Source:
....................
Perhaps you might consider using a scripting language (e.g. ruby, python, perl, &c...), as they generally excel in these areas? |
Author: | Icharus [ Thu Aug 06, 2009 2:04 pm ] |
Post subject: | Re: Word-count |
Gianni, If you're not careful, you'll have people saying I'm just difficult ![]() I'm trying to really get familiar with the inner workings of the computer, simultaneously, I'm working on developing a habit of elegant and reusable code. It can be done in C. The friend who gave me this assignment showed me his library. It's awe-inspiring. |
Author: | gianni [ Thu Aug 06, 2009 2:30 pm ] |
Post subject: | Re: Word-count |
Icharus @ Thu Aug 06, 2009 2:04 pm wrote: Gianni,
If you're not careful, you'll have people saying I'm just difficult ![]() I'm trying to really get familiar with the inner workings of the computer, simultaneously, I'm working on developing a habit of elegant and reusable code. It can be done in C. The friend who gave me this assignment showed me his library. It's awe-inspiring. Do it up! Also, I'll have to show you some Ruby code, you might just poop yourself because it's so elegant! |
Author: | wtd [ Fri Aug 07, 2009 1:29 am ] |
Post subject: | RE:Word-count |
And my friend, ruby.h, would like to point out that C and high-level scripting languages are not mutually exclusive. |
....................
Dataset:
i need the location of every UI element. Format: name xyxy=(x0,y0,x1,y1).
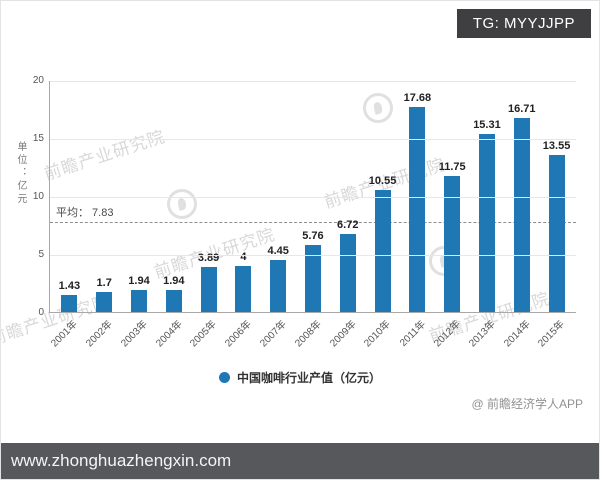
bar-slot: 4 2006年 xyxy=(223,81,261,350)
bar-value-label: 1.43 xyxy=(58,280,81,293)
legend-marker-icon xyxy=(218,372,230,383)
bar-value-label: 3.89 xyxy=(197,251,220,264)
plot-area: 平均： 7.83 1.43 2001年 1.7 2002年 1.94 2003年 1.94 2… xyxy=(33,75,576,350)
x-axis-tick-label: 2010年 xyxy=(362,318,394,350)
footer-url: www.zhonghuazhengxin.com xyxy=(11,451,232,470)
bar-value-label: 1.94 xyxy=(128,274,150,287)
bar-slot: 13.55 2015年 xyxy=(537,81,574,350)
bar-value-label: 10.55 xyxy=(368,174,397,187)
bar-slot: 1.94 2004年 xyxy=(154,81,191,350)
bar xyxy=(165,289,182,312)
gridline xyxy=(50,255,576,256)
legend: 中国咖啡行业产值（亿元） xyxy=(1,369,599,386)
bar xyxy=(304,245,321,312)
x-axis-tick-label: 2004年 xyxy=(153,318,185,350)
bar-slot: 1.43 2001年 xyxy=(49,81,87,349)
y-axis-tick-label: 20 xyxy=(32,75,44,86)
tg-label: TG: MYYJJPP xyxy=(456,9,591,38)
bar-value-label: 5.76 xyxy=(302,230,324,243)
y-axis-unit-label: 单位：亿元 xyxy=(15,141,26,206)
bar-slot: 17.68 2011年 xyxy=(398,81,435,349)
x-axis-tick-label: 2011年 xyxy=(397,318,428,349)
y-axis-tick-label: 0 xyxy=(38,307,44,318)
bar-slot: 1.7 2002年 xyxy=(84,81,122,349)
bar xyxy=(478,134,495,312)
bar xyxy=(513,118,530,312)
bar-value-label: 16.71 xyxy=(507,103,536,116)
x-axis-tick-label: 2001年 xyxy=(49,318,81,350)
bars-container: 1.43 2001年 1.7 2002年 1.94 2003年 1.94 2004年 3.89 2… xyxy=(49,81,576,350)
bar-slot: 1.94 2003年 xyxy=(119,81,157,350)
bar-slot: 6.72 2009年 xyxy=(328,81,365,349)
gridline xyxy=(50,197,576,198)
y-axis-tick-label: 10 xyxy=(32,191,44,202)
bar xyxy=(235,265,252,312)
y-axis-tick-label: 5 xyxy=(38,249,44,260)
bar-value-label: 6.72 xyxy=(337,219,359,232)
bar-value-label: 13.55 xyxy=(542,139,571,152)
bar-slot: 4.45 2007年 xyxy=(258,81,296,349)
x-axis-tick-label: 2014年 xyxy=(501,318,533,350)
bar-value-label: 1.94 xyxy=(163,274,185,287)
bar xyxy=(444,175,461,312)
bar-slot: 11.75 2012年 xyxy=(432,81,470,350)
y-axis-tick-label: 15 xyxy=(32,133,44,144)
footer-bar: www.zhonghuazhengxin.com xyxy=(1,443,599,479)
x-axis-tick-label: 2009年 xyxy=(327,318,359,350)
bar-value-label: 4 xyxy=(240,250,247,263)
bar xyxy=(409,106,426,312)
average-label: 平均： 7.83 xyxy=(56,207,114,220)
bar-slot: 16.71 2014年 xyxy=(502,81,539,349)
bar xyxy=(96,292,113,312)
x-axis-tick-label: 2015年 xyxy=(536,318,568,350)
bar-value-label: 4.45 xyxy=(267,245,289,258)
bar-slot: 15.31 2013年 xyxy=(467,81,505,349)
gridline xyxy=(50,139,576,140)
bar xyxy=(61,295,78,312)
bar xyxy=(374,189,391,312)
bar xyxy=(130,289,147,312)
x-axis-tick-label: 2012年 xyxy=(432,318,463,350)
bar xyxy=(270,260,287,312)
x-axis-tick-label: 2002年 xyxy=(84,318,115,350)
bar xyxy=(548,154,565,312)
x-axis-tick-label: 2003年 xyxy=(119,318,150,350)
legend-label: 中国咖啡行业产值（亿元） xyxy=(236,371,381,385)
bar-value-label: 17.68 xyxy=(403,91,432,104)
x-axis-tick-label: 2006年 xyxy=(223,318,254,350)
x-axis-tick-label: 2005年 xyxy=(188,318,220,350)
x-axis-tick-label: 2007年 xyxy=(258,318,289,350)
bar xyxy=(200,266,217,312)
bar-value-label: 1.7 xyxy=(96,277,112,290)
bar-value-label: 15.31 xyxy=(473,119,501,132)
average-line xyxy=(50,222,576,224)
bar-slot: 5.76 2008年 xyxy=(293,81,331,349)
x-axis-tick-label: 2013年 xyxy=(466,318,498,350)
bar xyxy=(339,234,356,312)
bar-slot: 3.89 2005年 xyxy=(189,81,226,350)
gridline xyxy=(50,81,576,82)
x-axis-tick-label: 2008年 xyxy=(293,318,324,350)
bar-value-label: 11.75 xyxy=(438,160,466,173)
credit-text: @ 前瞻经济学人APP xyxy=(471,397,583,411)
bar-slot: 10.55 2010年 xyxy=(363,81,400,350)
....................
What you have to do: Please answer from the forum thread: which language does gianni offer to show Icharus some code in?

Exercise result: Ruby.